--- BEGIN ---

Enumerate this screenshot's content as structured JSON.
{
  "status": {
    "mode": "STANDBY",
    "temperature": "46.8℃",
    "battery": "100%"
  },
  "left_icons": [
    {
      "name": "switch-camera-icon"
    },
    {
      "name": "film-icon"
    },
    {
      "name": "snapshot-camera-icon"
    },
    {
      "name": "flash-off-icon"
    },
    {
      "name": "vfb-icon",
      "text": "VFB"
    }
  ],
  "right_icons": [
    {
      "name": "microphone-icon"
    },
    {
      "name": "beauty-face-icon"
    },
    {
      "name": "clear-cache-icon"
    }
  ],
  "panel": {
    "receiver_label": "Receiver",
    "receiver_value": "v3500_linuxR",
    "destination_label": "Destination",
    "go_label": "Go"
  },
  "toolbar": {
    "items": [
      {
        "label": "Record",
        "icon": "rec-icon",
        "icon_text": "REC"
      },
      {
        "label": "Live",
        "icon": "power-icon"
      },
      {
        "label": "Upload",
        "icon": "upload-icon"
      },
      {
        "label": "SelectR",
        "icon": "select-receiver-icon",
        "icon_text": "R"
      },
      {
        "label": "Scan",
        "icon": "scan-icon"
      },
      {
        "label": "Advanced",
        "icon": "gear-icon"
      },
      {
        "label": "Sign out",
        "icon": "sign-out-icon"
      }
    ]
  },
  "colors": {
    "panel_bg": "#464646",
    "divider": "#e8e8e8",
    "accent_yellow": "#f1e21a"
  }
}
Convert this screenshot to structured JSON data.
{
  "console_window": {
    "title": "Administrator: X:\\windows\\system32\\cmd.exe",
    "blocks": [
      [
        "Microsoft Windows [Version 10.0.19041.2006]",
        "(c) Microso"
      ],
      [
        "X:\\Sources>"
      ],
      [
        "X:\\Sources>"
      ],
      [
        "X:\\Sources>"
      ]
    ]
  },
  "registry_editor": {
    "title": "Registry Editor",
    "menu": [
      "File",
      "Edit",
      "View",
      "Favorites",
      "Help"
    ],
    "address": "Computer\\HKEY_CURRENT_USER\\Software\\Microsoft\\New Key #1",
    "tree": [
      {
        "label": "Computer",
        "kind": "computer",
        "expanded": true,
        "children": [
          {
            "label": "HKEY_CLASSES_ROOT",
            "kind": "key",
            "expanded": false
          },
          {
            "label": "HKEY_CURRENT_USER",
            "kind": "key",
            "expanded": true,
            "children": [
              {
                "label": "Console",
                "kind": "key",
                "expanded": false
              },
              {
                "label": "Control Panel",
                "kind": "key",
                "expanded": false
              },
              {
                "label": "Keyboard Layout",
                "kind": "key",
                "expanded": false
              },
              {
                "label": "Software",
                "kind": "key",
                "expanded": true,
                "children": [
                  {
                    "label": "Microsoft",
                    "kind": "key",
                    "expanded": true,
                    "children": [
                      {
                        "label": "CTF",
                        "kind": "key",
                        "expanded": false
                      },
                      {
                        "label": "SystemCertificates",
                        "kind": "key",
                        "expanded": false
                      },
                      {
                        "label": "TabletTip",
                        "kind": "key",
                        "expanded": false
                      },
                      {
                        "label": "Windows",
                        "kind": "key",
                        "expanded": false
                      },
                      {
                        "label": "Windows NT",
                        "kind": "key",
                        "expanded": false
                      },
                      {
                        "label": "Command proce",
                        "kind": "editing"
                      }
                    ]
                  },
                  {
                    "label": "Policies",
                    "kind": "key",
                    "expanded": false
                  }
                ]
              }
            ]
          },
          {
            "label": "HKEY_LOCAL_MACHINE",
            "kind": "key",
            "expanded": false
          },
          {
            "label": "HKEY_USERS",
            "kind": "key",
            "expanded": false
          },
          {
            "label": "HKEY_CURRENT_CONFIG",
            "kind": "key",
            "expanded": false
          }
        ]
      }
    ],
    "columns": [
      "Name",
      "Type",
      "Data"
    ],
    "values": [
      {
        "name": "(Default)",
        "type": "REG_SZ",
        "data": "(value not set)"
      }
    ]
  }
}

--- END ---

Output all of the data again. Match it exactly.

Enumerate this screenshot's content as structured JSON.
{
  "status": {
    "mode": "STANDBY",
    "temperature": "46.8℃",
    "battery": "100%"
  },
  "left_icons": [
    {
      "name": "switch-camera-icon"
    },
    {
      "name": "film-icon"
    },
    {
      "name": "snapshot-camera-icon"
    },
    {
      "name": "flash-off-icon"
    },
    {
      "name": "vfb-icon",
      "text": "VFB"
    }
  ],
  "right_icons": [
    {
      "name": "microphone-icon"
    },
    {
      "name": "beauty-face-icon"
    },
    {
      "name": "clear-cache-icon"
    }
  ],
  "panel": {
    "receiver_label": "Receiver",
    "receiver_value": "v3500_linuxR",
    "destination_label": "Destination",
    "go_label": "Go"
  },
  "toolbar": {
    "items": [
      {
        "label": "Record",
        "icon": "rec-icon",
        "icon_text": "REC"
      },
      {
        "label": "Live",
        "icon": "power-icon"
      },
      {
        "label": "Upload",
        "icon": "upload-icon"
      },
      {
        "label": "SelectR",
        "icon": "select-receiver-icon",
        "icon_text": "R"
      },
      {
        "label": "Scan",
        "icon": "scan-icon"
      },
      {
        "label": "Advanced",
        "icon": "gear-icon"
      },
      {
        "label": "Sign out",
        "icon": "sign-out-icon"
      }
    ]
  },
  "colors": {
    "panel_bg": "#464646",
    "divider": "#e8e8e8",
    "accent_yellow": "#f1e21a"
  }
}
Convert this screenshot to structured JSON data.
{
  "console_window": {
    "title": "Administrator: X:\\windows\\system32\\cmd.exe",
    "blocks": [
      [
        "Microsoft Windows [Version 10.0.19041.2006]",
        "(c) Microso"
      ],
      [
        "X:\\Sources>"
      ],
      [
        "X:\\Sources>"
      ],
      [
        "X:\\Sources>"
      ]
    ]
  },
  "registry_editor": {
    "title": "Registry Editor",
    "menu": [
      "File",
      "Edit",
      "View",
      "Favorites",
      "Help"
    ],
    "address": "Computer\\HKEY_CURRENT_USER\\Software\\Microsoft\\New Key #1",
    "tree": [
      {
        "label": "Computer",
        "kind": "computer",
        "expanded": true,
        "children": [
          {
            "label": "HKEY_CLASSES_ROOT",
            "kind": "key",
            "expanded": false
          },
          {
            "label": "HKEY_CURRENT_USER",
            "kind": "key",
            "expanded": true,
            "children": [
              {
                "label": "Console",
                "kind": "key",
                "expanded": false
              },
              {
                "label": "Control Panel",
                "kind": "key",
                "expanded": false
              },
              {
                "label": "Keyboard Layout",
                "kind": "key",
                "expanded": false
              },
              {
                "label": "Software",
                "kind": "key",
                "expanded": true,
                "children": [
                  {
                    "label": "Microsoft",
                    "kind": "key",
                    "expanded": true,
                    "children": [
                      {
                        "label": "CTF",
                        "kind": "key",
                        "expanded": false
                      },
                      {
                        "label": "SystemCertificates",
                        "kind": "key",
                        "expanded": false
                      },
                      {
                        "label": "TabletTip",
                        "kind": "key",
                        "expanded": false
                      },
                      {
                        "label": "Windows",
                        "kind": "key",
                        "expanded": false
                      },
                      {
                        "label": "Windows NT",
                        "kind": "key",
                        "expanded": false
                      },
                      {
                        "label": "Command proce",
                        "kind": "editing"
                      }
                    ]
                  },
                  {
                    "label": "Policies",
                    "kind": "key",
                    "expanded": false
                  }
                ]
              }
            ]
          },
          {
            "label": "HKEY_LOCAL_MACHINE",
            "kind": "key",
            "expanded": false
          },
          {
            "label": "HKEY_USERS",
            "kind": "key",
            "expanded": false
          },
          {
            "label": "HKEY_CURRENT_CONFIG",
            "kind": "key",
            "expanded": false
          }
        ]
      }
    ],
    "columns": [
      "Name",
      "Type",
      "Data"
    ],
    "values": [
      {
        "name": "(Default)",
        "type": "REG_SZ",
        "data": "(value not set)"
      }
    ]
  }
}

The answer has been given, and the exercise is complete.